>> START Source material
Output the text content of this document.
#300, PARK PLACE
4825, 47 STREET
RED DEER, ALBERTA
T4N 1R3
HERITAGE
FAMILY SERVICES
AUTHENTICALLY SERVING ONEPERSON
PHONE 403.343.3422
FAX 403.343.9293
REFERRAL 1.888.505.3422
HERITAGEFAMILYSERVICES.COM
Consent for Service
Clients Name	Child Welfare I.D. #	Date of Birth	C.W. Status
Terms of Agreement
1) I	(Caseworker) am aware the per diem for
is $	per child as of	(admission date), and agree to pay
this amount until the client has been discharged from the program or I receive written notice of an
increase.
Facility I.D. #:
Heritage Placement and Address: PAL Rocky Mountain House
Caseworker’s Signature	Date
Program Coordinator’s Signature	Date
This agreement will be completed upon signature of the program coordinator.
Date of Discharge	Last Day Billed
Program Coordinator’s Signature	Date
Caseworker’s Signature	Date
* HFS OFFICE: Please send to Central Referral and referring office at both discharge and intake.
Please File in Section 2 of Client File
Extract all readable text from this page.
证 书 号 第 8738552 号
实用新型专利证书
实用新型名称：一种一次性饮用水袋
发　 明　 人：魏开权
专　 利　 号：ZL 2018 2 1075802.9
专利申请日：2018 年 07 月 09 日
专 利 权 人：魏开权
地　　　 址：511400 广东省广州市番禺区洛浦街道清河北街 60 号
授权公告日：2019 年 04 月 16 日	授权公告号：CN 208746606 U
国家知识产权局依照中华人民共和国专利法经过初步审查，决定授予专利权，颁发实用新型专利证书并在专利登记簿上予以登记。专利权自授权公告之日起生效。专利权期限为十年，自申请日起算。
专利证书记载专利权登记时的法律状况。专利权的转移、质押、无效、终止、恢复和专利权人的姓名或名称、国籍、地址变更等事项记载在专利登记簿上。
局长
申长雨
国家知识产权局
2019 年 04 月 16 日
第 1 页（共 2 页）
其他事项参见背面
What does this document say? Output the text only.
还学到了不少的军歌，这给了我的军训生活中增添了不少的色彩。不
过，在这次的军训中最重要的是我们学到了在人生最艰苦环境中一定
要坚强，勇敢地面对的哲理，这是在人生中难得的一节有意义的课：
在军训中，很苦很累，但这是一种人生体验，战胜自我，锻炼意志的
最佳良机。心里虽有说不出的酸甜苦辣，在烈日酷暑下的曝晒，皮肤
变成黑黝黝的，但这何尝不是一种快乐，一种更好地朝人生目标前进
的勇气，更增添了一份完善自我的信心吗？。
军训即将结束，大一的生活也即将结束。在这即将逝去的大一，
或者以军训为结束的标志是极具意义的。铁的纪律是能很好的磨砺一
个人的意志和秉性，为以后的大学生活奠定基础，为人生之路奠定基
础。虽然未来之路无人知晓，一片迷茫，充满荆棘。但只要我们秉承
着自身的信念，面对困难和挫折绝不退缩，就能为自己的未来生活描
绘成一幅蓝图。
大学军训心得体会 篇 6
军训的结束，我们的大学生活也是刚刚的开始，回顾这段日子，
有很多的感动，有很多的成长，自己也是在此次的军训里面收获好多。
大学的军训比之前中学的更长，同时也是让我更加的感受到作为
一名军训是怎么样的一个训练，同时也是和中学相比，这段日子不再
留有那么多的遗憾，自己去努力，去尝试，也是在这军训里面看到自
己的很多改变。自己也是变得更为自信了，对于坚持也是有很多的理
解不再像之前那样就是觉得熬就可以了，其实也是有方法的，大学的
>> END Source material
Restate each record exactly as written.

— Problem solution —
Output the text content of this document.
#300, PARK PLACE
4825, 47 STREET
RED DEER, ALBERTA
T4N 1R3
HERITAGE
FAMILY SERVICES
AUTHENTICALLY SERVING ONEPERSON
PHONE 403.343.3422
FAX 403.343.9293
REFERRAL 1.888.505.3422
HERITAGEFAMILYSERVICES.COM
Consent for Service
Clients Name	Child Welfare I.D. #	Date of Birth	C.W. Status
Terms of Agreement
1) I	(Caseworker) am aware the per diem for
is $	per child as of	(admission date), and agree to pay
this amount until the client has been discharged from the program or I receive written notice of an
increase.
Facility I.D. #:
Heritage Placement and Address: PAL Rocky Mountain House
Caseworker’s Signature	Date
Program Coordinator’s Signature	Date
This agreement will be completed upon signature of the program coordinator.
Date of Discharge	Last Day Billed
Program Coordinator’s Signature	Date
Caseworker’s Signature	Date
* HFS OFFICE: Please send to Central Referral and referring office at both discharge and intake.
Please File in Section 2 of Client File
Extract all readable text from this page.
证 书 号 第 8738552 号
实用新型专利证书
实用新型名称：一种一次性饮用水袋
发　 明　 人：魏开权
专　 利　 号：ZL 2018 2 1075802.9
专利申请日：2018 年 07 月 09 日
专 利 权 人：魏开权
地　　　 址：511400 广东省广州市番禺区洛浦街道清河北街 60 号
授权公告日：2019 年 04 月 16 日	授权公告号：CN 208746606 U
国家知识产权局依照中华人民共和国专利法经过初步审查，决定授予专利权，颁发实用新型专利证书并在专利登记簿上予以登记。专利权自授权公告之日起生效。专利权期限为十年，自申请日起算。
专利证书记载专利权登记时的法律状况。专利权的转移、质押、无效、终止、恢复和专利权人的姓名或名称、国籍、地址变更等事项记载在专利登记簿上。
局长
申长雨
国家知识产权局
2019 年 04 月 16 日
第 1 页（共 2 页）
其他事项参见背面
What does this document say? Output the text only.
还学到了不少的军歌，这给了我的军训生活中增添了不少的色彩。不
过，在这次的军训中最重要的是我们学到了在人生最艰苦环境中一定
要坚强，勇敢地面对的哲理，这是在人生中难得的一节有意义的课：
在军训中，很苦很累，但这是一种人生体验，战胜自我，锻炼意志的
最佳良机。心里虽有说不出的酸甜苦辣，在烈日酷暑下的曝晒，皮肤
变成黑黝黝的，但这何尝不是一种快乐，一种更好地朝人生目标前进
的勇气，更增添了一份完善自我的信心吗？。
军训即将结束，大一的生活也即将结束。在这即将逝去的大一，
或者以军训为结束的标志是极具意义的。铁的纪律是能很好的磨砺一
个人的意志和秉性，为以后的大学生活奠定基础，为人生之路奠定基
础。虽然未来之路无人知晓，一片迷茫，充满荆棘。但只要我们秉承
着自身的信念，面对困难和挫折绝不退缩，就能为自己的未来生活描
绘成一幅蓝图。
大学军训心得体会 篇 6
军训的结束，我们的大学生活也是刚刚的开始，回顾这段日子，
有很多的感动，有很多的成长，自己也是在此次的军训里面收获好多。
大学的军训比之前中学的更长，同时也是让我更加的感受到作为
一名军训是怎么样的一个训练，同时也是和中学相比，这段日子不再
留有那么多的遗憾，自己去努力，去尝试，也是在这军训里面看到自
己的很多改变。自己也是变得更为自信了，对于坚持也是有很多的理
解不再像之前那样就是觉得熬就可以了，其实也是有方法的，大学的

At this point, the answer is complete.